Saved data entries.
'''

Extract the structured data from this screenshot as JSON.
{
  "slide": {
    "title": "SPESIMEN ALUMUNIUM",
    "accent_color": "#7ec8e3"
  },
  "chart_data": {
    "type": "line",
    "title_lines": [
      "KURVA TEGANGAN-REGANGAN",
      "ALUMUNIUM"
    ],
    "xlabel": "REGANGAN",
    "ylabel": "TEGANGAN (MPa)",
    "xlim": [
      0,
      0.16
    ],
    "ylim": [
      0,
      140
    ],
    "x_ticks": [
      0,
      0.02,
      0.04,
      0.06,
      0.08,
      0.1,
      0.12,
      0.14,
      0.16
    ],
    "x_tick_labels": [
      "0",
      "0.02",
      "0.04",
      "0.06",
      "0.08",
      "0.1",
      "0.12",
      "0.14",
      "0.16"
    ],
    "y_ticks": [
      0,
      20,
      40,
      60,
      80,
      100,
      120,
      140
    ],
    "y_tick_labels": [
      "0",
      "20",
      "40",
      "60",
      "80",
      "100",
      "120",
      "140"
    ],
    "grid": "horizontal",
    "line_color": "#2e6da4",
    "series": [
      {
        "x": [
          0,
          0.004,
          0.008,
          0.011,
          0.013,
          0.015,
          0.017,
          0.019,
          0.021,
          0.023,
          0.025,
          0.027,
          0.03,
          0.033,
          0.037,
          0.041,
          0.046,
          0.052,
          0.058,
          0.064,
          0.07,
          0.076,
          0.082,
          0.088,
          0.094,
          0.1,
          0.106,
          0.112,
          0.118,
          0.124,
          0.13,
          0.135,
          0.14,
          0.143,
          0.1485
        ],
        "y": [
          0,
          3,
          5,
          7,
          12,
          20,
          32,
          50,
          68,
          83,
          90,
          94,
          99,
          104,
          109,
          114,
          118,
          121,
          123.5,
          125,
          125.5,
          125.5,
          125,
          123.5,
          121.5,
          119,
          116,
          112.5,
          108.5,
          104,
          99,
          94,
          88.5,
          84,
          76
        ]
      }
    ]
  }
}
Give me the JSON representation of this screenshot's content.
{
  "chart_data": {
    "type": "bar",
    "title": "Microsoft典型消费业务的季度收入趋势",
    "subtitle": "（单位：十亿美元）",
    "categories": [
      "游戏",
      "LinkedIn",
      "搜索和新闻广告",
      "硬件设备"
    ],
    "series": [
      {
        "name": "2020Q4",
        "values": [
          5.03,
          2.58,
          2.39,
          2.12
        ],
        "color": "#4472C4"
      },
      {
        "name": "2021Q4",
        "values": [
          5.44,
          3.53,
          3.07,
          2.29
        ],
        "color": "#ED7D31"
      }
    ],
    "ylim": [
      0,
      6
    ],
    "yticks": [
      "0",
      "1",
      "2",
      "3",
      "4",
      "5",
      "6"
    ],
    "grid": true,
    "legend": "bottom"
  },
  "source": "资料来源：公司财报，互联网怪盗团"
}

'''

Exercise objective. The records above should all be quoted exactly, please.

Full answer.
Extract the structured data from this screenshot as JSON.
{
  "slide": {
    "title": "SPESIMEN ALUMUNIUM",
    "accent_color": "#7ec8e3"
  },
  "chart_data": {
    "type": "line",
    "title_lines": [
      "KURVA TEGANGAN-REGANGAN",
      "ALUMUNIUM"
    ],
    "xlabel": "REGANGAN",
    "ylabel": "TEGANGAN (MPa)",
    "xlim": [
      0,
      0.16
    ],
    "ylim": [
      0,
      140
    ],
    "x_ticks": [
      0,
      0.02,
      0.04,
      0.06,
      0.08,
      0.1,
      0.12,
      0.14,
      0.16
    ],
    "x_tick_labels": [
      "0",
      "0.02",
      "0.04",
      "0.06",
      "0.08",
      "0.1",
      "0.12",
      "0.14",
      "0.16"
    ],
    "y_ticks": [
      0,
      20,
      40,
      60,
      80,
      100,
      120,
      140
    ],
    "y_tick_labels": [
      "0",
      "20",
      "40",
      "60",
      "80",
      "100",
      "120",
      "140"
    ],
    "grid": "horizontal",
    "line_color": "#2e6da4",
    "series": [
      {
        "x": [
          0,
          0.004,
          0.008,
          0.011,
          0.013,
          0.015,
          0.017,
          0.019,
          0.021,
          0.023,
          0.025,
          0.027,
          0.03,
          0.033,
          0.037,
          0.041,
          0.046,
          0.052,
          0.058,
          0.064,
          0.07,
          0.076,
          0.082,
          0.088,
          0.094,
          0.1,
          0.106,
          0.112,
          0.118,
          0.124,
          0.13,
          0.135,
          0.14,
          0.143,
          0.1485
        ],
        "y": [
          0,
          3,
          5,
          7,
          12,
          20,
          32,
          50,
          68,
          83,
          90,
          94,
          99,
          104,
          109,
          114,
          118,
          121,
          123.5,
          125,
          125.5,
          125.5,
          125,
          123.5,
          121.5,
          119,
          116,
          112.5,
          108.5,
          104,
          99,
          94,
          88.5,
          84,
          76
        ]
      }
    ]
  }
}
Give me the JSON representation of this screenshot's content.
{
  "chart_data": {
    "type": "bar",
    "title": "Microsoft典型消费业务的季度收入趋势",
    "subtitle": "（单位：十亿美元）",
    "categories": [
      "游戏",
      "LinkedIn",
      "搜索和新闻广告",
      "硬件设备"
    ],
    "series": [
      {
        "name": "2020Q4",
        "values": [
          5.03,
          2.58,
          2.39,
          2.12
        ],
        "color": "#4472C4"
      },
      {
        "name": "2021Q4",
        "values": [
          5.44,
          3.53,
          3.07,
          2.29
        ],
        "color": "#ED7D31"
      }
    ],
    "ylim": [
      0,
      6
    ],
    "yticks": [
      "0",
      "1",
      "2",
      "3",
      "4",
      "5",
      "6"
    ],
    "grid": true,
    "legend": "bottom"
  },
  "source": "资料来源：公司财报，互联网怪盗团"
}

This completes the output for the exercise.